┏━━

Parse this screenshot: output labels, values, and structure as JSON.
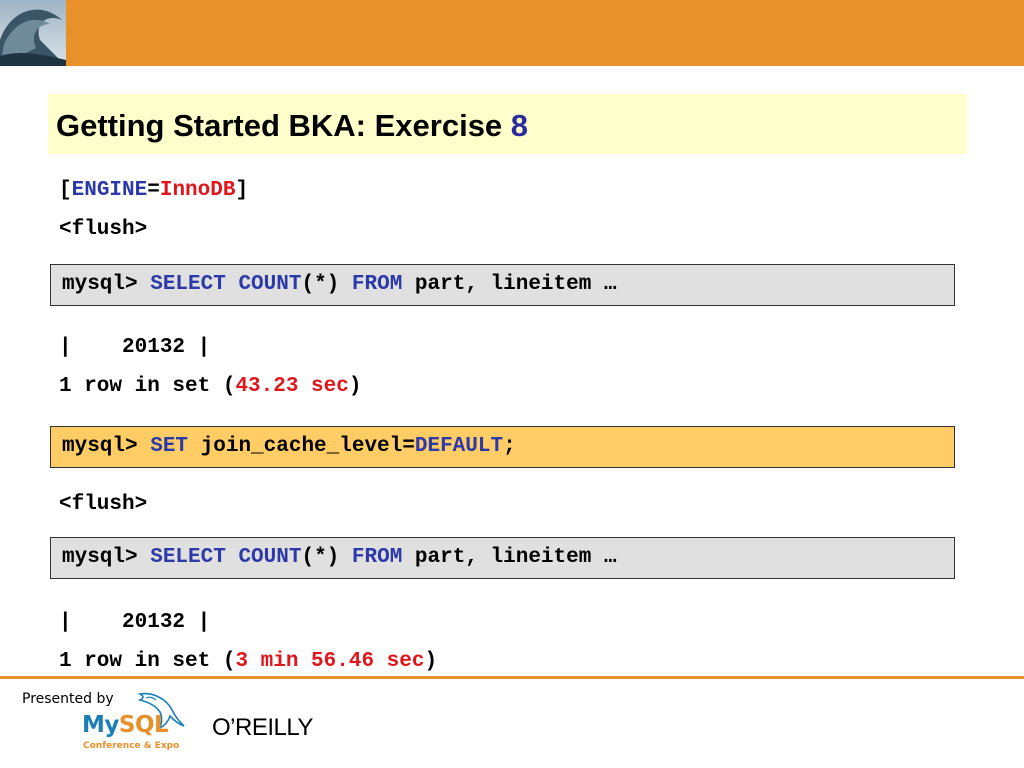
{
  "slide": {
    "title_text": "Getting Started BKA: Exercise ",
    "title_number": "8"
  },
  "lines": {
    "engine_open": "[",
    "engine_key": "ENGINE",
    "engine_eq": "=",
    "engine_val": "InnoDB",
    "engine_close": "]",
    "flush1": "<flush>",
    "result1_row": "|    20132 |",
    "result1_prefix": "1 row in set (",
    "result1_time": "43.23 sec",
    "result1_suffix": ")",
    "flush2": "<flush>",
    "result2_row": "|    20132 |",
    "result2_prefix": "1 row in set (",
    "result2_time": "3 min 56.46 sec",
    "result2_suffix": ")"
  },
  "cmd1": {
    "prompt": "mysql> ",
    "select": "SELECT",
    "sp1": " ",
    "count": "COUNT",
    "args": "(*) ",
    "from": "FROM",
    "rest": " part, lineitem …"
  },
  "cmd2": {
    "prompt": "mysql> ",
    "set": "SET",
    "mid": " join_cache_level=",
    "default": "DEFAULT",
    "semicolon": ";"
  },
  "cmd3": {
    "prompt": "mysql> ",
    "select": "SELECT",
    "sp1": " ",
    "count": "COUNT",
    "args": "(*) ",
    "from": "FROM",
    "rest": " part, lineitem …"
  },
  "footer": {
    "presented_by": "Presented by",
    "mysql_my": "My",
    "mysql_sql": "SQL",
    "mysql_sub": "Conference & Expo",
    "oreilly": "O’REILLY"
  },
  "colors": {
    "header_orange": "#e8902a",
    "title_bg": "#ffffcc",
    "keyword_blue": "#2b3aa8",
    "time_red": "#e0161c",
    "highlight_box": "#ffcc66",
    "command_box": "#e0e0e0"
  }
}
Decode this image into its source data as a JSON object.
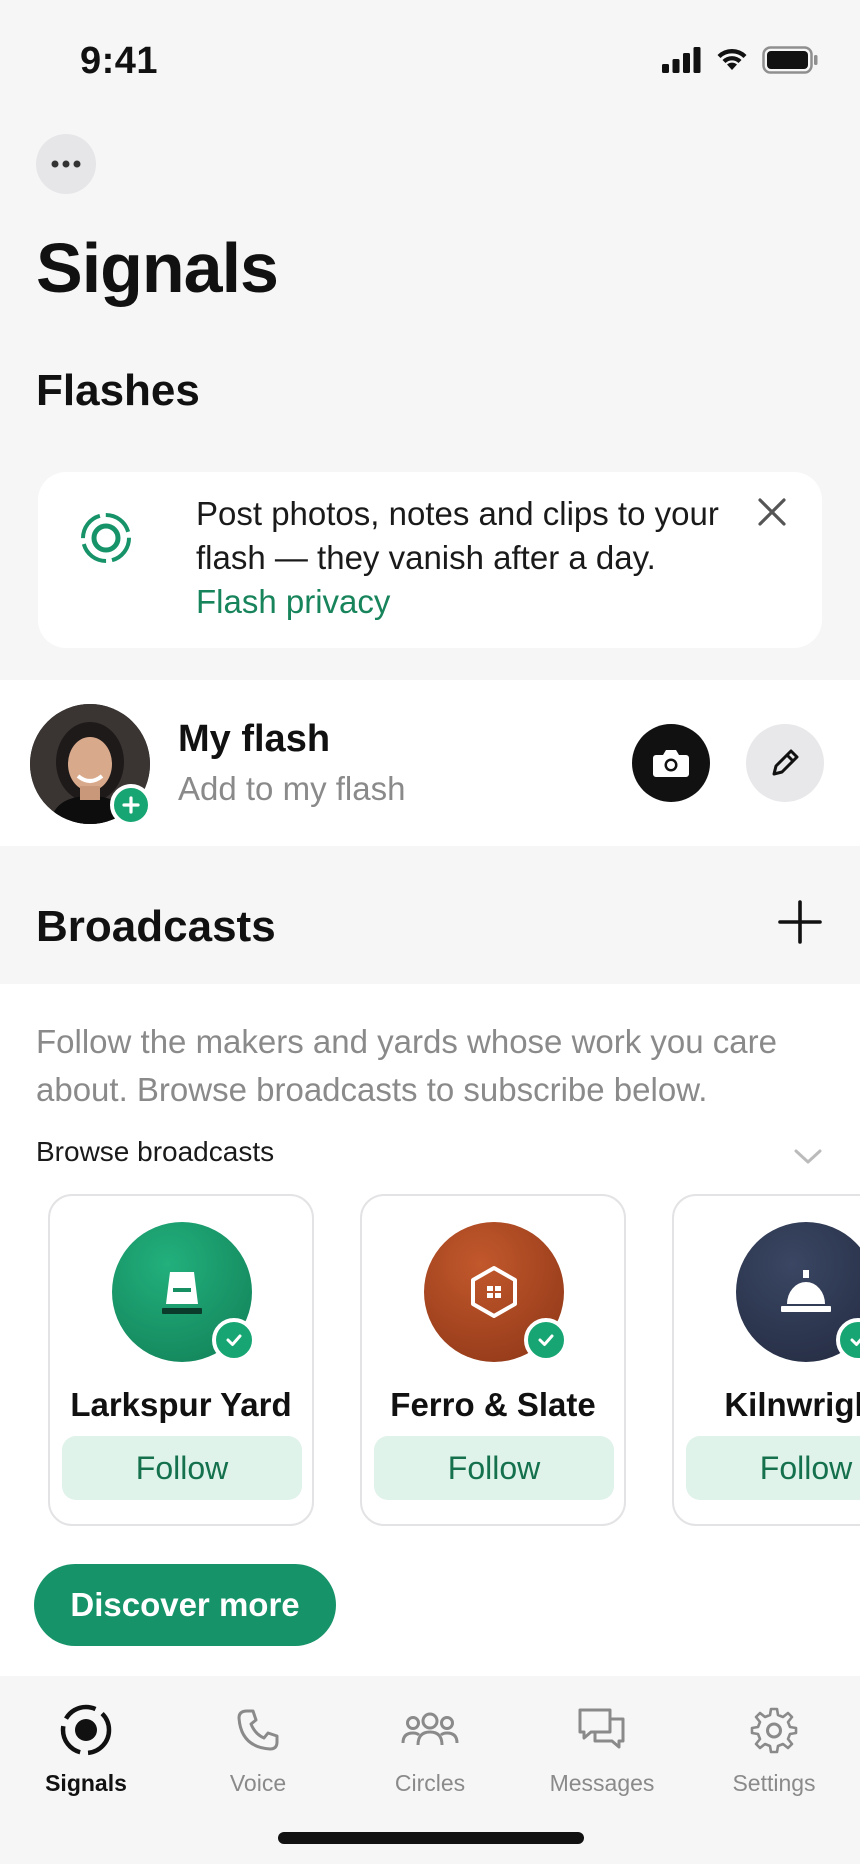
{
  "status_bar": {
    "time": "9:41"
  },
  "header": {
    "title": "Signals"
  },
  "flashes": {
    "section_title": "Flashes",
    "notice": {
      "text": "Post photos, notes and clips to your flash — they vanish after a day.",
      "link_label": "Flash privacy"
    },
    "my_flash": {
      "title": "My flash",
      "subtitle": "Add to my flash"
    }
  },
  "broadcasts": {
    "section_title": "Broadcasts",
    "description": "Follow the makers and yards whose work you care about. Browse broadcasts to subscribe below.",
    "browse_label": "Browse broadcasts",
    "cards": [
      {
        "name": "Larkspur Yard",
        "follow_label": "Follow",
        "color": "#168f63",
        "icon": "bucket-icon"
      },
      {
        "name": "Ferro & Slate",
        "follow_label": "Follow",
        "color": "#a8461f",
        "icon": "hexagon-window-icon"
      },
      {
        "name": "Kilnwright",
        "follow_label": "Follow",
        "color": "#2c3650",
        "icon": "bell-icon"
      }
    ],
    "discover_label": "Discover more"
  },
  "tabs": [
    {
      "label": "Signals",
      "icon": "signals-icon",
      "active": true
    },
    {
      "label": "Voice",
      "icon": "phone-icon",
      "active": false
    },
    {
      "label": "Circles",
      "icon": "group-icon",
      "active": false
    },
    {
      "label": "Messages",
      "icon": "chat-bubbles-icon",
      "active": false
    },
    {
      "label": "Settings",
      "icon": "gear-icon",
      "active": false
    }
  ],
  "colors": {
    "accent": "#17936a",
    "accent_light": "#dff3ea",
    "accent_text": "#14704d"
  }
}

┗━━

TASK GOAL ▸ Reproduce the entries above word for word. Pictures stay out.

TASK ANSWER ▸
Parse this screenshot: output labels, values, and structure as JSON.
{
  "slide": {
    "title_text": "Getting Started BKA: Exercise ",
    "title_number": "8"
  },
  "lines": {
    "engine_open": "[",
    "engine_key": "ENGINE",
    "engine_eq": "=",
    "engine_val": "InnoDB",
    "engine_close": "]",
    "flush1": "<flush>",
    "result1_row": "|    20132 |",
    "result1_prefix": "1 row in set (",
    "result1_time": "43.23 sec",
    "result1_suffix": ")",
    "flush2": "<flush>",
    "result2_row": "|    20132 |",
    "result2_prefix": "1 row in set (",
    "result2_time": "3 min 56.46 sec",
    "result2_suffix": ")"
  },
  "cmd1": {
    "prompt": "mysql> ",
    "select": "SELECT",
    "sp1": " ",
    "count": "COUNT",
    "args": "(*) ",
    "from": "FROM",
    "rest": " part, lineitem …"
  },
  "cmd2": {
    "prompt": "mysql> ",
    "set": "SET",
    "mid": " join_cache_level=",
    "default": "DEFAULT",
    "semicolon": ";"
  },
  "cmd3": {
    "prompt": "mysql> ",
    "select": "SELECT",
    "sp1": " ",
    "count": "COUNT",
    "args": "(*) ",
    "from": "FROM",
    "rest": " part, lineitem …"
  },
  "footer": {
    "presented_by": "Presented by",
    "mysql_my": "My",
    "mysql_sql": "SQL",
    "mysql_sub": "Conference & Expo",
    "oreilly": "O’REILLY"
  },
  "colors": {
    "header_orange": "#e8902a",
    "title_bg": "#ffffcc",
    "keyword_blue": "#2b3aa8",
    "time_red": "#e0161c",
    "highlight_box": "#ffcc66",
    "command_box": "#e0e0e0"
  }
}
Decode this image into its source data as a JSON object.
{
  "status_bar": {
    "time": "9:41"
  },
  "header": {
    "title": "Signals"
  },
  "flashes": {
    "section_title": "Flashes",
    "notice": {
      "text": "Post photos, notes and clips to your flash — they vanish after a day.",
      "link_label": "Flash privacy"
    },
    "my_flash": {
      "title": "My flash",
      "subtitle": "Add to my flash"
    }
  },
  "broadcasts": {
    "section_title": "Broadcasts",
    "description": "Follow the makers and yards whose work you care about. Browse broadcasts to subscribe below.",
    "browse_label": "Browse broadcasts",
    "cards": [
      {
        "name": "Larkspur Yard",
        "follow_label": "Follow",
        "color": "#168f63",
        "icon": "bucket-icon"
      },
      {
        "name": "Ferro & Slate",
        "follow_label": "Follow",
        "color": "#a8461f",
        "icon": "hexagon-window-icon"
      },
      {
        "name": "Kilnwright",
        "follow_label": "Follow",
        "color": "#2c3650",
        "icon": "bell-icon"
      }
    ],
    "discover_label": "Discover more"
  },
  "tabs": [
    {
      "label": "Signals",
      "icon": "signals-icon",
      "active": true
    },
    {
      "label": "Voice",
      "icon": "phone-icon",
      "active": false
    },
    {
      "label": "Circles",
      "icon": "group-icon",
      "active": false
    },
    {
      "label": "Messages",
      "icon": "chat-bubbles-icon",
      "active": false
    },
    {
      "label": "Settings",
      "icon": "gear-icon",
      "active": false
    }
  ],
  "colors": {
    "accent": "#17936a",
    "accent_light": "#dff3ea",
    "accent_text": "#14704d"
  }
}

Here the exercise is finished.